> _Texto extraído_
★ ★ ★
# Restablecer un sistema

## josedb

La pregunta es la siguiente, tube un problema energetico, y si bien el sistema funciona, algunas cosas desaparecieron, y estan a medias.  por ejemplo el nombre de la pc no esta mas. algunos programas quedaron rotos y tiran errores, se puede de alguna manera con portage, re compilar todos y cada uno de los programas que tenia la maquina?

----------

## jgascon

Por lo que cuentas parece que el sistema de archivos se ha corrompido por tu problema energético, antes de recompilar nada yo probaría a pasarle un fsck al sistema de archivos.

----------

## josedb

ya lo hice, y gracias a eso ahora funciona por lo menos..

buscando en google y leyendo el foro determine  los siguientes pasos.
★ ★ ★
(Parte de un archivo de datos)
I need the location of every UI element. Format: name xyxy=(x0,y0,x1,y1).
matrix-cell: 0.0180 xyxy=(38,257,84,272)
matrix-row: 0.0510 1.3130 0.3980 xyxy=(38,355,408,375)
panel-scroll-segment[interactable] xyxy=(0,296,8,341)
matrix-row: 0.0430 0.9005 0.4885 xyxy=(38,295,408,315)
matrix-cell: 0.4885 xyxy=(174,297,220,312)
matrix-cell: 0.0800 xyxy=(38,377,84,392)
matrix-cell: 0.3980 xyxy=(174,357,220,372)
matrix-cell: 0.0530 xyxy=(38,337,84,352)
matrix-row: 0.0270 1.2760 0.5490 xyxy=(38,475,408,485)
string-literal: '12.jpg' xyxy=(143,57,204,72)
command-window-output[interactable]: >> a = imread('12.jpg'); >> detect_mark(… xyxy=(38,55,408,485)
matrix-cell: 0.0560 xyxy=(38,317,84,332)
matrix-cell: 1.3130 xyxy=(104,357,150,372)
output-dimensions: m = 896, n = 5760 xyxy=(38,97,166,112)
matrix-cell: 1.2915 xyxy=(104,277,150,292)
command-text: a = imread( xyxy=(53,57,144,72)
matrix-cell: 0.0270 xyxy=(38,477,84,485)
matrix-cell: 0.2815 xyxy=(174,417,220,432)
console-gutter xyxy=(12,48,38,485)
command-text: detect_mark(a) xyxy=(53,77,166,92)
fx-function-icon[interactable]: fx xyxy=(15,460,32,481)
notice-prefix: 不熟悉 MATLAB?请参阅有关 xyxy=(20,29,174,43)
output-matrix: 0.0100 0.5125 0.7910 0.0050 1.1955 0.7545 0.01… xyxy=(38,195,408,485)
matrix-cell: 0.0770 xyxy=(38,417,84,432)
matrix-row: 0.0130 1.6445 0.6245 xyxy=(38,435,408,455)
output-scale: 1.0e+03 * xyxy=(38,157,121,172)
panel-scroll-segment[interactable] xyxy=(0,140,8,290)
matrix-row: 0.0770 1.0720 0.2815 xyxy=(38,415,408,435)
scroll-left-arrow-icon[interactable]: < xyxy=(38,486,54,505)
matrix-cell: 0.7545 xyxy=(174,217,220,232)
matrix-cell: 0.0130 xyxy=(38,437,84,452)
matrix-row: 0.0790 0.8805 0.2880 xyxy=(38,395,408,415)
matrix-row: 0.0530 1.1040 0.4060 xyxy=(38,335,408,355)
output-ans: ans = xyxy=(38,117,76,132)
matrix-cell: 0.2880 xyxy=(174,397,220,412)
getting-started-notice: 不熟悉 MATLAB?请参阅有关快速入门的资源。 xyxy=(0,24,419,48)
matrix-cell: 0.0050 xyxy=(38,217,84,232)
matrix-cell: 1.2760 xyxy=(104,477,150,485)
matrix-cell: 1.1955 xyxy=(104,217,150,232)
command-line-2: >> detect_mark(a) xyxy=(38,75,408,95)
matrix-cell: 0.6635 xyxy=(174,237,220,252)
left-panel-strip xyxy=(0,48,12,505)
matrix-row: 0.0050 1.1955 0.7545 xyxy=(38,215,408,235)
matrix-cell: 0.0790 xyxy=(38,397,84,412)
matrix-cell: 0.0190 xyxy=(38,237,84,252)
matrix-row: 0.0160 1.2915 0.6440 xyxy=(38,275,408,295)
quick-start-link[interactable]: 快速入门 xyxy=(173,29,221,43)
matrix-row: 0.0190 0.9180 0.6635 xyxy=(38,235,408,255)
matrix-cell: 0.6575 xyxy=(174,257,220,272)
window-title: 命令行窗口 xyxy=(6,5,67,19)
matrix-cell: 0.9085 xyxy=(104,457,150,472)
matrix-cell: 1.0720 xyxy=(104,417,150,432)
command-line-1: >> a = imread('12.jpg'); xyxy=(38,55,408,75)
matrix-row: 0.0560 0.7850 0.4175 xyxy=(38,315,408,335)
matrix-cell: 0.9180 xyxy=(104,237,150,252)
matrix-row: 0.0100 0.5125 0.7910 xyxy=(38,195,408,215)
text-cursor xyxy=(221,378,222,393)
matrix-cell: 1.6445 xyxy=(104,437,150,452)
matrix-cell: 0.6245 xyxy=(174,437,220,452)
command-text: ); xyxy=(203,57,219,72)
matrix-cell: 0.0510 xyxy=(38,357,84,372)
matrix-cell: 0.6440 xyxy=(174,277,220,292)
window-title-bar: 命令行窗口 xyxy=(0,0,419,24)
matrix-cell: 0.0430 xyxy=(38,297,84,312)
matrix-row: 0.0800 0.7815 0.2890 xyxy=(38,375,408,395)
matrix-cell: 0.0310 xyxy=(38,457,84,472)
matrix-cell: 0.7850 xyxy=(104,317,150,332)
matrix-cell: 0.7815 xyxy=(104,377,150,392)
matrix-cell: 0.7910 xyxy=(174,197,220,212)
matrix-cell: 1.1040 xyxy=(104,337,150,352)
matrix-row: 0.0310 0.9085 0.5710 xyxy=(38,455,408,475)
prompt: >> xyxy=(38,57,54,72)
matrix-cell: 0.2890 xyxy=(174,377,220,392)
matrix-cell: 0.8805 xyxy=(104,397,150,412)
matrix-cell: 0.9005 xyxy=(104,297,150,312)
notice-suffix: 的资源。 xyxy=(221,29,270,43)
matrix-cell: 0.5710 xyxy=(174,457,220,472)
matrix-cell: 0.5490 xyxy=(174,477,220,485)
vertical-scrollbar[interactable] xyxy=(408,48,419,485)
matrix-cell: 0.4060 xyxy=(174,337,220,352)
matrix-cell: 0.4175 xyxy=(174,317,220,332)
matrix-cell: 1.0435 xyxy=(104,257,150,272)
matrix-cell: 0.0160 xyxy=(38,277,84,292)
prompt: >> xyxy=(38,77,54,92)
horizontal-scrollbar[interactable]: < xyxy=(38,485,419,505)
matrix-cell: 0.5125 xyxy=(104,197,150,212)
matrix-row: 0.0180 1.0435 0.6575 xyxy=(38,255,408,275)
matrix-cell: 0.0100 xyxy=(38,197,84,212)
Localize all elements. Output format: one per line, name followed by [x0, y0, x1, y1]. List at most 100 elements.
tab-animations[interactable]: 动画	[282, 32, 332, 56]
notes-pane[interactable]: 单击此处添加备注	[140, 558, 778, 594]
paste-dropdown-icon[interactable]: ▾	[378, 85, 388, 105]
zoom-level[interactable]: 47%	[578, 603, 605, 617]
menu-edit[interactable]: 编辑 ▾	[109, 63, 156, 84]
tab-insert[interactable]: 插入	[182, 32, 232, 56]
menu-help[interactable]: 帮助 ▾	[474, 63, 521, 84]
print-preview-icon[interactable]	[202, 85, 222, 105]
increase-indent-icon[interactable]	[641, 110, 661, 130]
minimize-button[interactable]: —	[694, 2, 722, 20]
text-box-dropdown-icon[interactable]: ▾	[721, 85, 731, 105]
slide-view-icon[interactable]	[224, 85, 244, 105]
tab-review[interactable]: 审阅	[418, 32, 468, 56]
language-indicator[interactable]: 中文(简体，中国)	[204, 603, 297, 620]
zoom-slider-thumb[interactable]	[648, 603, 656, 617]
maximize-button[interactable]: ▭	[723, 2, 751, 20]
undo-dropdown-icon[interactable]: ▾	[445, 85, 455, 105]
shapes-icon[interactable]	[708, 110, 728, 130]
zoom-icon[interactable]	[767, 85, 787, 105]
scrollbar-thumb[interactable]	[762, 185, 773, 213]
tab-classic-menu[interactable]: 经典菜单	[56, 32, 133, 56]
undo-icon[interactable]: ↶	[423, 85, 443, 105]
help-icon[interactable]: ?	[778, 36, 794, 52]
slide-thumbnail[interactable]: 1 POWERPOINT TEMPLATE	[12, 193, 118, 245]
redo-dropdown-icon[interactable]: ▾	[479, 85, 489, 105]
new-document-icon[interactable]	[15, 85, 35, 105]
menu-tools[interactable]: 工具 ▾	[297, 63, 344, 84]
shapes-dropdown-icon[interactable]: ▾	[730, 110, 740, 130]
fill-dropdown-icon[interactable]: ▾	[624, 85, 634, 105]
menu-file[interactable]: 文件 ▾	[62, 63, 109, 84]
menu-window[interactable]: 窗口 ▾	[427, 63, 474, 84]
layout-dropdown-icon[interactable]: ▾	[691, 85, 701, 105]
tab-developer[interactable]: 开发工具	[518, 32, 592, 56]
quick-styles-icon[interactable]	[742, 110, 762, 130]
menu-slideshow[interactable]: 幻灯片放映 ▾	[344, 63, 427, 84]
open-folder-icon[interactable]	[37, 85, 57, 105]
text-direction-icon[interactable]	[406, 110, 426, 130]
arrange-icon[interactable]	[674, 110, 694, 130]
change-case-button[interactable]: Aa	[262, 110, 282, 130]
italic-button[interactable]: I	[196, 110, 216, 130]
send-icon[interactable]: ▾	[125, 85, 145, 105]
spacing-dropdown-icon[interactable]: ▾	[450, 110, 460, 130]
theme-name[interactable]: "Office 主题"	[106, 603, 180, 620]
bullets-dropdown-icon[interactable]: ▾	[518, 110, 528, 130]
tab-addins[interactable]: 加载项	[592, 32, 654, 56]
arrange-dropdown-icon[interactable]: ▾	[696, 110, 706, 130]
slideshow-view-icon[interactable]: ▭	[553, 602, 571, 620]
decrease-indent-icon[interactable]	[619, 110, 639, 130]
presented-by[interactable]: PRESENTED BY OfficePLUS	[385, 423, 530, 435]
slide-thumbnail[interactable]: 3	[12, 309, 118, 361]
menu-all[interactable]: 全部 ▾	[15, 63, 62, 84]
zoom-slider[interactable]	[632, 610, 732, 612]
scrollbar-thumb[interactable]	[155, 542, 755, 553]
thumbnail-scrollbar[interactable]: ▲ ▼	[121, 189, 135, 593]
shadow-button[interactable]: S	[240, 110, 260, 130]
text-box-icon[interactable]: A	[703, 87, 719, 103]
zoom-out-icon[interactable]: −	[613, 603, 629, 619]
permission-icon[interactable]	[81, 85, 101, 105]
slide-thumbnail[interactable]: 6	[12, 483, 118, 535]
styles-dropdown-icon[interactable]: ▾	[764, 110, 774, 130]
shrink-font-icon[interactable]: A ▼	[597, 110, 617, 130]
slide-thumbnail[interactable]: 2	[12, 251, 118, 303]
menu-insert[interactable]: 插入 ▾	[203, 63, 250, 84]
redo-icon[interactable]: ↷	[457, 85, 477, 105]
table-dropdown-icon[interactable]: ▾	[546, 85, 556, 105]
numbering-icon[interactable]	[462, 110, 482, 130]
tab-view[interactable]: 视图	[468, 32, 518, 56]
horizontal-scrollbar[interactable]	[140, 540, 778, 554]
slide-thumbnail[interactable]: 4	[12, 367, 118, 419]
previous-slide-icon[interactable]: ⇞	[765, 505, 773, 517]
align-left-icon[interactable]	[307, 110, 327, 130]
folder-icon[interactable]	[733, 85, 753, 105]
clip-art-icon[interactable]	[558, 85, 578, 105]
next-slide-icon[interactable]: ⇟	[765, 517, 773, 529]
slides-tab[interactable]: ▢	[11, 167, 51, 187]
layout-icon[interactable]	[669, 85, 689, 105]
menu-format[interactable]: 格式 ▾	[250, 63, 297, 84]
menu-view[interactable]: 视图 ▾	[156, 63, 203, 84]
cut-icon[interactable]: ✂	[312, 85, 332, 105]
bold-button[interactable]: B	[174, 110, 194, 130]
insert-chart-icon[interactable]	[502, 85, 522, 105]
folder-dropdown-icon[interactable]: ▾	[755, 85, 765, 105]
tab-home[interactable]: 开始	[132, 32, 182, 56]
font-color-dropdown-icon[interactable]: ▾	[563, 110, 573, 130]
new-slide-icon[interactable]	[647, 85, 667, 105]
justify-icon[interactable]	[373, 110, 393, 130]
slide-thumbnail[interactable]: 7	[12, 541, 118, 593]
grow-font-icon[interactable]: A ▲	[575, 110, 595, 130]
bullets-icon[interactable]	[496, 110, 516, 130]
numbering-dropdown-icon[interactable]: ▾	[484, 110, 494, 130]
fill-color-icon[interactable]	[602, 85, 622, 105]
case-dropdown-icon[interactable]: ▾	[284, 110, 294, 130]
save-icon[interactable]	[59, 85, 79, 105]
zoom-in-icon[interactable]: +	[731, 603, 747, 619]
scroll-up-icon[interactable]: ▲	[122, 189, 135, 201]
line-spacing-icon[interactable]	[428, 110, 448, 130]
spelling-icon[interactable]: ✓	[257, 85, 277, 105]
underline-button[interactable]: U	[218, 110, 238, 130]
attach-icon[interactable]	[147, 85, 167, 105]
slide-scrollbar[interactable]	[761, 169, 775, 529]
★ ★ ★
> _Detalles del ejercicio_
Enumera todos los programas, herramientas o servicios que se nombran en el hilo sobre cómo restablecer un sistema.

> _Resultado_
- portage
- fsck
- google